┌─ RECORD EXTRACTS

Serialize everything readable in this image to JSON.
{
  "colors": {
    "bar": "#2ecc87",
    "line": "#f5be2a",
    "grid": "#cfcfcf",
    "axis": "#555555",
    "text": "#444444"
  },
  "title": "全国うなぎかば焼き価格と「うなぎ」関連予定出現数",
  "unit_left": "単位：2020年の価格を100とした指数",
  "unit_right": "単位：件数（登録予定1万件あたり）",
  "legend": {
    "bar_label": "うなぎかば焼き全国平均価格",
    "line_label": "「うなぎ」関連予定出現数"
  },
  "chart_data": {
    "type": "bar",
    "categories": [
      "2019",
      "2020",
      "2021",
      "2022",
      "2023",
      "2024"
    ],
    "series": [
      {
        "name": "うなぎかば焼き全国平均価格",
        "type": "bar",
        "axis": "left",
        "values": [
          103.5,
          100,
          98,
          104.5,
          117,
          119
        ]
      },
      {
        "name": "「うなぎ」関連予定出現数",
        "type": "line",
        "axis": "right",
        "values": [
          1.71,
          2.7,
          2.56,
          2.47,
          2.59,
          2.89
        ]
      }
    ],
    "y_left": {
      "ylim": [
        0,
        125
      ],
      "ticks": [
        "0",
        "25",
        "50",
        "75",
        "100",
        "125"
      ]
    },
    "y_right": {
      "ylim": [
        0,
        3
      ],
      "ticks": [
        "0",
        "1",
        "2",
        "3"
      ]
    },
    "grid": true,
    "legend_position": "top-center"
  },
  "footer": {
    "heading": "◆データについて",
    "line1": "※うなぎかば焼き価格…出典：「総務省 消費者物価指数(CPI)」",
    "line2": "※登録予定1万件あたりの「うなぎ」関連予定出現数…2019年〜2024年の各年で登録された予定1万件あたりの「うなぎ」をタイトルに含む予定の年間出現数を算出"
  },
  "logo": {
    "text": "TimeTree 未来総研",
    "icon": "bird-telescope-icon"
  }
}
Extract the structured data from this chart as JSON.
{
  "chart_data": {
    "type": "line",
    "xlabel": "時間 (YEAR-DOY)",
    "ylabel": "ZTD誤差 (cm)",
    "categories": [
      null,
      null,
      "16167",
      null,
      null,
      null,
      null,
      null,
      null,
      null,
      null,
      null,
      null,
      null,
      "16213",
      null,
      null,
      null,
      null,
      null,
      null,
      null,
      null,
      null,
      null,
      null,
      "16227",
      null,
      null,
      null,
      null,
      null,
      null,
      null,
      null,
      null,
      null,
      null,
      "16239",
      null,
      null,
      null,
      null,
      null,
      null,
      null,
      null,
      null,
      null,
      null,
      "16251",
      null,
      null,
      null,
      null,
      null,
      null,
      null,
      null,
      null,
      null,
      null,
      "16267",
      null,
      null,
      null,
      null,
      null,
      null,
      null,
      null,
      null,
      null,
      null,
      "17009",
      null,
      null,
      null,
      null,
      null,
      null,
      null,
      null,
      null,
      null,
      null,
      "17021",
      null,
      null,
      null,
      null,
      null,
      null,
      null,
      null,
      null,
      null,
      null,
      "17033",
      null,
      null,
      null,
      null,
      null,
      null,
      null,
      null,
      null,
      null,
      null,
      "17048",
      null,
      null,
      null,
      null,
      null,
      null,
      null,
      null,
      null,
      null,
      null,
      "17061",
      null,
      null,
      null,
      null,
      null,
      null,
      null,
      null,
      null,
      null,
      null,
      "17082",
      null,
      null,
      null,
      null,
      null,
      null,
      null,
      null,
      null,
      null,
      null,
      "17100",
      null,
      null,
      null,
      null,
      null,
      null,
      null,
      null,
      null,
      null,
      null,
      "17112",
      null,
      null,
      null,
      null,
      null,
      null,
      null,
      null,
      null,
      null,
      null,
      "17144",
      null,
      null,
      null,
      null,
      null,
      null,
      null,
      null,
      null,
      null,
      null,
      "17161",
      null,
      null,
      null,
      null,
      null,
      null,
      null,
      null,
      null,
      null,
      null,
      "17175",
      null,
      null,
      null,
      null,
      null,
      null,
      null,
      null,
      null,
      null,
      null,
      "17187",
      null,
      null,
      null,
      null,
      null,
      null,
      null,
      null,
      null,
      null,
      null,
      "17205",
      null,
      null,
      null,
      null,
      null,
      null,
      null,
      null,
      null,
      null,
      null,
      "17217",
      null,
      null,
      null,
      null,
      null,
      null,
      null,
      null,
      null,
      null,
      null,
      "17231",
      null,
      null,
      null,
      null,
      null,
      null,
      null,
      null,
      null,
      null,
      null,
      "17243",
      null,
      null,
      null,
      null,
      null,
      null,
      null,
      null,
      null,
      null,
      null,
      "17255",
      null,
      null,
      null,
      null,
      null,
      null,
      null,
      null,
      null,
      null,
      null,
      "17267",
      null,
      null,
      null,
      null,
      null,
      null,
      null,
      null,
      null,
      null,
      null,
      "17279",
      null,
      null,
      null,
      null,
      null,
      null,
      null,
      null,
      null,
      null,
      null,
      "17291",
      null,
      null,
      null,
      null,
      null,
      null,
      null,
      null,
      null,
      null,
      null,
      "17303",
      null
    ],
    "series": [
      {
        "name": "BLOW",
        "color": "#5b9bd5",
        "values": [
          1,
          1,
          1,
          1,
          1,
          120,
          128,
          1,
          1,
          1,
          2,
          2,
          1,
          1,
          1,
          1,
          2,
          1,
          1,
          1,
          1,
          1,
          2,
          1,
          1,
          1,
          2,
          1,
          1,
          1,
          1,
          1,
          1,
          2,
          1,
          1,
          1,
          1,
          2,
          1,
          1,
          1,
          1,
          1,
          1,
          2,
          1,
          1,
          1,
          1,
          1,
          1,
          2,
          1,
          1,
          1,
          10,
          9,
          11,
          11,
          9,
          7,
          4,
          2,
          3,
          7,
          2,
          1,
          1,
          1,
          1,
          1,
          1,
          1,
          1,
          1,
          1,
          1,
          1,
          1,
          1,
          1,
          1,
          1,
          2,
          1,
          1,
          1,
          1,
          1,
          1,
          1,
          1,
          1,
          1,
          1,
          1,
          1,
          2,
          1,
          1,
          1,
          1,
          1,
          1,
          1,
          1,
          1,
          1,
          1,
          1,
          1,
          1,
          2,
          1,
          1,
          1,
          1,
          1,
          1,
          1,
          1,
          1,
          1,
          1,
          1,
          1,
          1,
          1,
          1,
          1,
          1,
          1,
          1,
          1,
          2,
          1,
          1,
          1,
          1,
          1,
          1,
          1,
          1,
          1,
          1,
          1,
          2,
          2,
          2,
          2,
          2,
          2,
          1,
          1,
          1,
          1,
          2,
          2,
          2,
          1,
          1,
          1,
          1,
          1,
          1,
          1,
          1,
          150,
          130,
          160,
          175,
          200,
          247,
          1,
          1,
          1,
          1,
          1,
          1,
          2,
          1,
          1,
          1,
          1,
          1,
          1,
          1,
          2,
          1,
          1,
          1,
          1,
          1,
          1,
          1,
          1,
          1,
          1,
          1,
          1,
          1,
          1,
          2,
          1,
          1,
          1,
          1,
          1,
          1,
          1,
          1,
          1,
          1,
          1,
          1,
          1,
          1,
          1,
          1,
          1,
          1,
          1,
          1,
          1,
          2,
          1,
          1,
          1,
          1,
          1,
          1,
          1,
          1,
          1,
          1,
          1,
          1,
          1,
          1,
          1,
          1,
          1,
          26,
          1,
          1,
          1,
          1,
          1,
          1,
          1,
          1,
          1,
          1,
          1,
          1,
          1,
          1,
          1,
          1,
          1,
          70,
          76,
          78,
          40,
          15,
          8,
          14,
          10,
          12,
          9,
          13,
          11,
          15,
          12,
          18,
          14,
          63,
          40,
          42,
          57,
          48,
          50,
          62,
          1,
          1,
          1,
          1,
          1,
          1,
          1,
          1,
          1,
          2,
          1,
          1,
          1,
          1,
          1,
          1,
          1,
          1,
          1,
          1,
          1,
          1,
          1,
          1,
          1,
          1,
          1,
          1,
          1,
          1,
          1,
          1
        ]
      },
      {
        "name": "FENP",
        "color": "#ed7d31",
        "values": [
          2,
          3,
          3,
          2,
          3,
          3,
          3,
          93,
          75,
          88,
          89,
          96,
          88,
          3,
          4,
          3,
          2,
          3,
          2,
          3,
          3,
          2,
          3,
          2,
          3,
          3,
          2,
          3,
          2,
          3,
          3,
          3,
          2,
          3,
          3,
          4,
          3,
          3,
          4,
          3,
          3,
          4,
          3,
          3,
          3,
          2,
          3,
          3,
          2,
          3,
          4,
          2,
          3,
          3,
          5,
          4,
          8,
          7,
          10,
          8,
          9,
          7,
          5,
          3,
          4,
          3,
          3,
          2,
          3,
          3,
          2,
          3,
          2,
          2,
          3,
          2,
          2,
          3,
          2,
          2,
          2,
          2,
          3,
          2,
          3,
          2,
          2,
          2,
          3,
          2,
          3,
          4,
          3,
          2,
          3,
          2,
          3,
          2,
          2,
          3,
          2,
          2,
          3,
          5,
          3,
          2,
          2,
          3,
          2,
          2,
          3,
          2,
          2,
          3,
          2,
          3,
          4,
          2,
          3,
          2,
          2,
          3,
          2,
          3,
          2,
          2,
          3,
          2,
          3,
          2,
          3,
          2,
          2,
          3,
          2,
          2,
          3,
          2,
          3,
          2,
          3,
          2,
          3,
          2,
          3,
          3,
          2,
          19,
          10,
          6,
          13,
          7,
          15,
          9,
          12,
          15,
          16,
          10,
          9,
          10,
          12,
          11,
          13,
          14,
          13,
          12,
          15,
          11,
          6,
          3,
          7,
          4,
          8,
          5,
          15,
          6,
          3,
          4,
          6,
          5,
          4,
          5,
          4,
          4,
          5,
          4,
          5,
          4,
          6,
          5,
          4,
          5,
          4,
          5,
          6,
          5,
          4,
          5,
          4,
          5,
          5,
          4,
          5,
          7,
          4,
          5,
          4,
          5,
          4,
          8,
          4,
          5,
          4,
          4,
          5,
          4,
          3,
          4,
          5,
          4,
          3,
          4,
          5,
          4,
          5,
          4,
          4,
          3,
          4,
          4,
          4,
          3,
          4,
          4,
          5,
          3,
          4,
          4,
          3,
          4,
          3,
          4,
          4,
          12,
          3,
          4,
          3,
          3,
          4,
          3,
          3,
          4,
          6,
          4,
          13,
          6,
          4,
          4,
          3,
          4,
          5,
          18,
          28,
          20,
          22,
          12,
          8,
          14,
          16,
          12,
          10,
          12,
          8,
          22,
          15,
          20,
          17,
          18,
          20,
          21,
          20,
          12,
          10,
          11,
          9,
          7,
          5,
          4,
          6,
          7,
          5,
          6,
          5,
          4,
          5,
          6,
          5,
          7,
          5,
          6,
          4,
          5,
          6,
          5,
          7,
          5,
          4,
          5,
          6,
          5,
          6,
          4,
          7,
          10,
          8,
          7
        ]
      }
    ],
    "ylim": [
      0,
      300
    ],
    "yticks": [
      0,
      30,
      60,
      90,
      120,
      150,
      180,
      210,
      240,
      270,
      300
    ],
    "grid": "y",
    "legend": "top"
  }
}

└─

▶ BRIEF
In the material above, find each line that contains the word "this", and select it.

▶ EXERCISE OUTPUT
Serialize everything readable in this image to JSON.
Extract the structured data from this chart as JSON.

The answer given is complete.